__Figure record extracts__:
-.-.-

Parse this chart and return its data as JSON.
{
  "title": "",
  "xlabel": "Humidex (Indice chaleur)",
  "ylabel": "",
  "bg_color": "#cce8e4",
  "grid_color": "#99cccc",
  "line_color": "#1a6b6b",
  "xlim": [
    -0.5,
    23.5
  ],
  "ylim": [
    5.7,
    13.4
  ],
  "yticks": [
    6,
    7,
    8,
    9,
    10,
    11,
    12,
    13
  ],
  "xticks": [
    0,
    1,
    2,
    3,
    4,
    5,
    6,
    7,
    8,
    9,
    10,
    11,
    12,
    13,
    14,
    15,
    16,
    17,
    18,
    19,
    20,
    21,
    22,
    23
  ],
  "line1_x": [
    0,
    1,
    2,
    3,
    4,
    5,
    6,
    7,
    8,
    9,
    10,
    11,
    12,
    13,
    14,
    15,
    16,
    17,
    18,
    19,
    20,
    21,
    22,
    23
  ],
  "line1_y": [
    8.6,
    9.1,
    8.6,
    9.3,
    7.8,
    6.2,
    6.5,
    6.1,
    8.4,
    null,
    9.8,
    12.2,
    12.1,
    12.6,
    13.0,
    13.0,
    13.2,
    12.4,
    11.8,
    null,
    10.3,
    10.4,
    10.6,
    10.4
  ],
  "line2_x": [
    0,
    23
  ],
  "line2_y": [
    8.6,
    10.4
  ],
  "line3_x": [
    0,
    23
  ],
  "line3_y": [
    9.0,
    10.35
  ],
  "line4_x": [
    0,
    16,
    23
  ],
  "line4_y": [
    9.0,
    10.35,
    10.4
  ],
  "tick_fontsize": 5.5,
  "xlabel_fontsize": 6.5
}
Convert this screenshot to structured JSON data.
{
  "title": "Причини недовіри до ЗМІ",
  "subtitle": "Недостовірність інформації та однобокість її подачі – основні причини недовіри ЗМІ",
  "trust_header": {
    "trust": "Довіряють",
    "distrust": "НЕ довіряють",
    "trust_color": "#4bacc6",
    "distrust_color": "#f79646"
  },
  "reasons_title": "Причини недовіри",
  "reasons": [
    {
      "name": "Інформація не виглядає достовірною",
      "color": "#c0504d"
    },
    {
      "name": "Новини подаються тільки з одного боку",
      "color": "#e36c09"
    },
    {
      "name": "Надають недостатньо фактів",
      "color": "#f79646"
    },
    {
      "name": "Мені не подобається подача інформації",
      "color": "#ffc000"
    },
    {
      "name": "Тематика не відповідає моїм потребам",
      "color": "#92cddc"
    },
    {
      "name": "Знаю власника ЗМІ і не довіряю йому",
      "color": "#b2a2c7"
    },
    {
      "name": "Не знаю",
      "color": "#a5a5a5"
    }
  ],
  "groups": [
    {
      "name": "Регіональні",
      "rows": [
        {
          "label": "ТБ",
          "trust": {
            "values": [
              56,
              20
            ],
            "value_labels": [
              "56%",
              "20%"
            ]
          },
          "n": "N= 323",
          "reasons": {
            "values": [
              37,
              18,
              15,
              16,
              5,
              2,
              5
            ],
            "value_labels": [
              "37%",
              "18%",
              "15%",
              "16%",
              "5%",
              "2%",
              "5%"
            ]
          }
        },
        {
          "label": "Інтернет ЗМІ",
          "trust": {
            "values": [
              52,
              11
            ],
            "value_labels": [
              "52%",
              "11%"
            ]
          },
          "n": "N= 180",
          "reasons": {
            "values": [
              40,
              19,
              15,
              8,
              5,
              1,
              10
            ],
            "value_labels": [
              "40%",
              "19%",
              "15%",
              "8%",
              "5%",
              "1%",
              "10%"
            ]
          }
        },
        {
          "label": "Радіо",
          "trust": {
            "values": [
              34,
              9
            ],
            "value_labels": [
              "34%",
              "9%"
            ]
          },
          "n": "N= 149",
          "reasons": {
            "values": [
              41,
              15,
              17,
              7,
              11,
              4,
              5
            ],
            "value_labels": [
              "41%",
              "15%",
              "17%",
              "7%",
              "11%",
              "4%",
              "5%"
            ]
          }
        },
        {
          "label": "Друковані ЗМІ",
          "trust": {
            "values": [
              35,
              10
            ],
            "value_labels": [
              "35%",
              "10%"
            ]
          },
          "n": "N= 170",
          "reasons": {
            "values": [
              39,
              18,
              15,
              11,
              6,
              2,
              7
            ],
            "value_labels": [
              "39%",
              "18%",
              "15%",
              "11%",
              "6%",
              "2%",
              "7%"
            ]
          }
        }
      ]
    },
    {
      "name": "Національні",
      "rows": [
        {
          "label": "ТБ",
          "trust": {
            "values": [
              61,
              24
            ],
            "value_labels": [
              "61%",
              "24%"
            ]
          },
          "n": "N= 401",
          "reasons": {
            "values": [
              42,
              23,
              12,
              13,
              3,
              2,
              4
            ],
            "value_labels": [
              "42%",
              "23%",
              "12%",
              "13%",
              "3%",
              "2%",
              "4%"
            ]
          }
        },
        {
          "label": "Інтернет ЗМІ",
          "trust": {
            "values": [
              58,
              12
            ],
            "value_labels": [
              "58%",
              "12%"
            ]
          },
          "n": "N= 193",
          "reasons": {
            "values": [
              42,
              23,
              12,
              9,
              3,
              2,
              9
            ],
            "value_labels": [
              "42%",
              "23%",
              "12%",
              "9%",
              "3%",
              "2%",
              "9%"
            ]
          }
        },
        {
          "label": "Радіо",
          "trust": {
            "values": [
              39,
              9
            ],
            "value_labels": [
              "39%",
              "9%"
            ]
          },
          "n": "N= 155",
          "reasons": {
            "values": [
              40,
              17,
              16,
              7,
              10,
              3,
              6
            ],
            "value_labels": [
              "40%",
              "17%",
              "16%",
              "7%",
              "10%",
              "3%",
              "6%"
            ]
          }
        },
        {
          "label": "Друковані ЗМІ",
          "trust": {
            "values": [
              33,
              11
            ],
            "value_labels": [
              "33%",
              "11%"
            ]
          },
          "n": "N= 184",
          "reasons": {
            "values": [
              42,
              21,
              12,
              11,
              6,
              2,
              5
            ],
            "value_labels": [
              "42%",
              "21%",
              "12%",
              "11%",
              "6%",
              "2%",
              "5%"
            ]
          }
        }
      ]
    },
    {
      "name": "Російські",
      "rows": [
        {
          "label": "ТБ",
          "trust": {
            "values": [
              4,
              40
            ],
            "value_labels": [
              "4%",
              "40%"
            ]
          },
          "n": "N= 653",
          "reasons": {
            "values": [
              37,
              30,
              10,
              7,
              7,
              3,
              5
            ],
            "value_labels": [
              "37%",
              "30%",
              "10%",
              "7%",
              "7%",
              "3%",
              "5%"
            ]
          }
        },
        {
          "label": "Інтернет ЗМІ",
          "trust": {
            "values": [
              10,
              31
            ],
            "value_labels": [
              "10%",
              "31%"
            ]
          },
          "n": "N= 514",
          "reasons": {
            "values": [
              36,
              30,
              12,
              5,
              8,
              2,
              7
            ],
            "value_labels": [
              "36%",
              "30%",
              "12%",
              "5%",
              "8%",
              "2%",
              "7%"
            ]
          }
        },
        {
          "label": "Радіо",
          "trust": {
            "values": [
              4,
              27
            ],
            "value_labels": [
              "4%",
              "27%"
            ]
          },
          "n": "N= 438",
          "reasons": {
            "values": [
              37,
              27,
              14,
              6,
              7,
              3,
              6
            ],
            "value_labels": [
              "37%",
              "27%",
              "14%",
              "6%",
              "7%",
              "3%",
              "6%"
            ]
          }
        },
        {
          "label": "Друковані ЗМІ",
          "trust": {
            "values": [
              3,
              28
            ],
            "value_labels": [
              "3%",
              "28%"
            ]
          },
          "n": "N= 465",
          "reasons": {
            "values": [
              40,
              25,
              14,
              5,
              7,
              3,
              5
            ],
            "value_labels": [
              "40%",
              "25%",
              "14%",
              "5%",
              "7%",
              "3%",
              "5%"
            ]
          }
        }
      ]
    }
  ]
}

-.-.-

__Brief__: Write out every line of the preceding listing that contains "name".

__Exercise answer__:
      "name": "Інформація не виглядає достовірною",
      "name": "Новини подаються тільки з одного боку",
      "name": "Надають недостатньо фактів",
      "name": "Мені не подобається подача інформації",
      "name": "Тематика не відповідає моїм потребам",
      "name": "Знаю власника ЗМІ і не довіряю йому",
      "name": "Не знаю",
      "name": "Регіональні",
      "name": "Національні",
      "name": "Російські",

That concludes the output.